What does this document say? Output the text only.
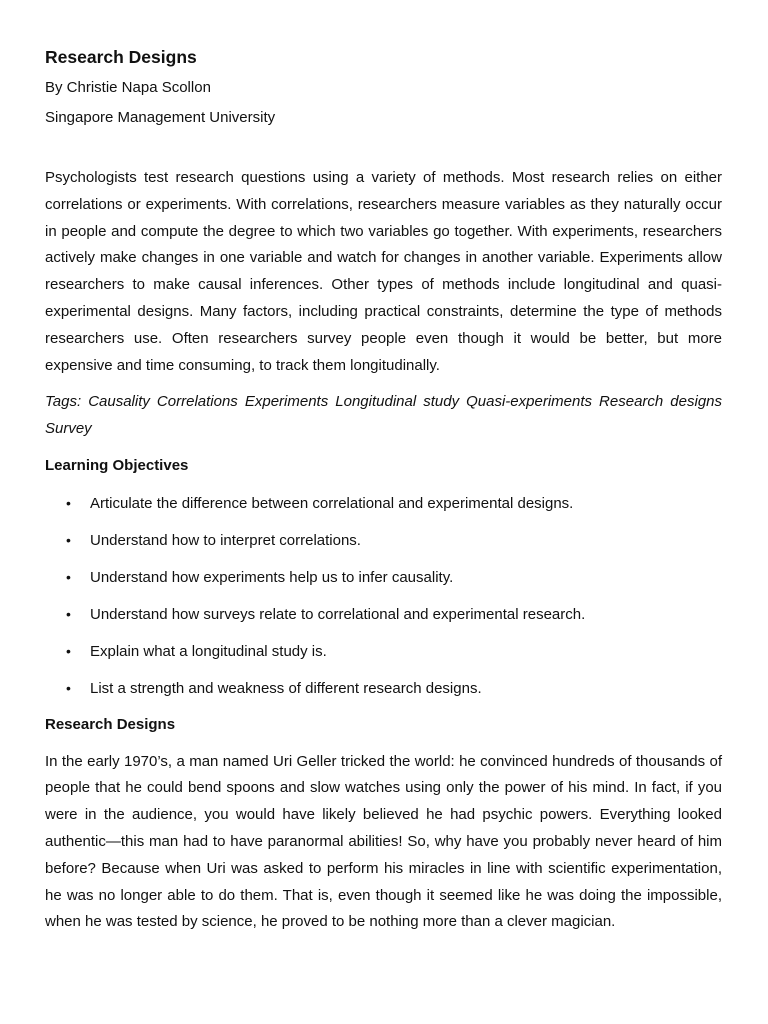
Research Designs

By Christie Napa Scollon

Singapore Management University

Psychologists test research questions using a variety of methods. Most research relies on either correlations or experiments. With correlations, researchers measure variables as they naturally occur in people and compute the degree to which two variables go together. With experiments, researchers actively make changes in one variable and watch for changes in another variable. Experiments allow researchers to make causal inferences. Other types of methods include longitudinal and quasi-experimental designs. Many factors, including practical constraints, determine the type of methods researchers use. Often researchers survey people even though it would be better, but more expensive and time consuming, to track them longitudinally.

Tags: Causality Correlations Experiments Longitudinal study Quasi-experiments Research designs Survey

Learning Objectives

• Articulate the difference between correlational and experimental designs.
• Understand how to interpret correlations.
• Understand how experiments help us to infer causality.
• Understand how surveys relate to correlational and experimental research.
• Explain what a longitudinal study is.
• List a strength and weakness of different research designs.

Research Designs

In the early 1970’s, a man named Uri Geller tricked the world: he convinced hundreds of thousands of people that he could bend spoons and slow watches using only the power of his mind. In fact, if you were in the audience, you would have likely believed he had psychic powers. Everything looked authentic—this man had to have paranormal abilities! So, why have you probably never heard of him before? Because when Uri was asked to perform his miracles in line with scientific experimentation, he was no longer able to do them. That is, even though it seemed like he was doing the impossible, when he was tested by science, he proved to be nothing more than a clever magician.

What this task involves
Where a line in the entries holds the word "experiments", copy that line.

Response for this exercise
Psychologists test research questions using a variety of methods. Most research relies on either correlations or experiments. With correlations, researchers measure variables as they naturally occur in people and compute the degree to which two variables go together. With experiments, researchers actively make changes in one variable and watch for changes in another variable. Experiments allow researchers to make causal inferences. Other types of methods include longitudinal and quasi-experimental designs. Many factors, including practical constraints, determine the type of methods researchers use. Often researchers survey people even though it would be better, but more expensive and time consuming, to track them longitudinally.
Tags: Causality Correlations Experiments Longitudinal study Quasi-experiments Research designs Survey
• Understand how experiments help us to infer causality.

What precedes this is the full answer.